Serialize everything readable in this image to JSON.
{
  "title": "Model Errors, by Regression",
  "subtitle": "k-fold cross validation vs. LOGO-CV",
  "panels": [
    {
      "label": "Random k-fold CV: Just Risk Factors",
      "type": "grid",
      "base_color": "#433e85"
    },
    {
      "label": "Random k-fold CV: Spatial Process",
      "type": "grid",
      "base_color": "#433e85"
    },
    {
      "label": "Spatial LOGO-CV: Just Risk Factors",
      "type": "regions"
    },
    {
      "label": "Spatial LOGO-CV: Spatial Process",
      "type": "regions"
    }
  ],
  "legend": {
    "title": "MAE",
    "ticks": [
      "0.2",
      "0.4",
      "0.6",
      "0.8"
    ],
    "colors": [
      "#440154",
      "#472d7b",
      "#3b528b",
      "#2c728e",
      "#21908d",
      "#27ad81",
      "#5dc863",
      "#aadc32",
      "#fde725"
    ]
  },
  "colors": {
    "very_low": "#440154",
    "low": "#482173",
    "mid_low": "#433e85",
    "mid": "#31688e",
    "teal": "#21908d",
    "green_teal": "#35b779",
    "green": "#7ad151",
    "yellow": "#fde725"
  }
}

================================

→ Objective: From the records above, extract every entry verbatim.

→ Solved exercise:
Serialize everything readable in this image to JSON.
{
  "title": "Model Errors, by Regression",
  "subtitle": "k-fold cross validation vs. LOGO-CV",
  "panels": [
    {
      "label": "Random k-fold CV: Just Risk Factors",
      "type": "grid",
      "base_color": "#433e85"
    },
    {
      "label": "Random k-fold CV: Spatial Process",
      "type": "grid",
      "base_color": "#433e85"
    },
    {
      "label": "Spatial LOGO-CV: Just Risk Factors",
      "type": "regions"
    },
    {
      "label": "Spatial LOGO-CV: Spatial Process",
      "type": "regions"
    }
  ],
  "legend": {
    "title": "MAE",
    "ticks": [
      "0.2",
      "0.4",
      "0.6",
      "0.8"
    ],
    "colors": [
      "#440154",
      "#472d7b",
      "#3b528b",
      "#2c728e",
      "#21908d",
      "#27ad81",
      "#5dc863",
      "#aadc32",
      "#fde725"
    ]
  },
  "colors": {
    "very_low": "#440154",
    "low": "#482173",
    "mid_low": "#433e85",
    "mid": "#31688e",
    "teal": "#21908d",
    "green_teal": "#35b779",
    "green": "#7ad151",
    "yellow": "#fde725"
  }
}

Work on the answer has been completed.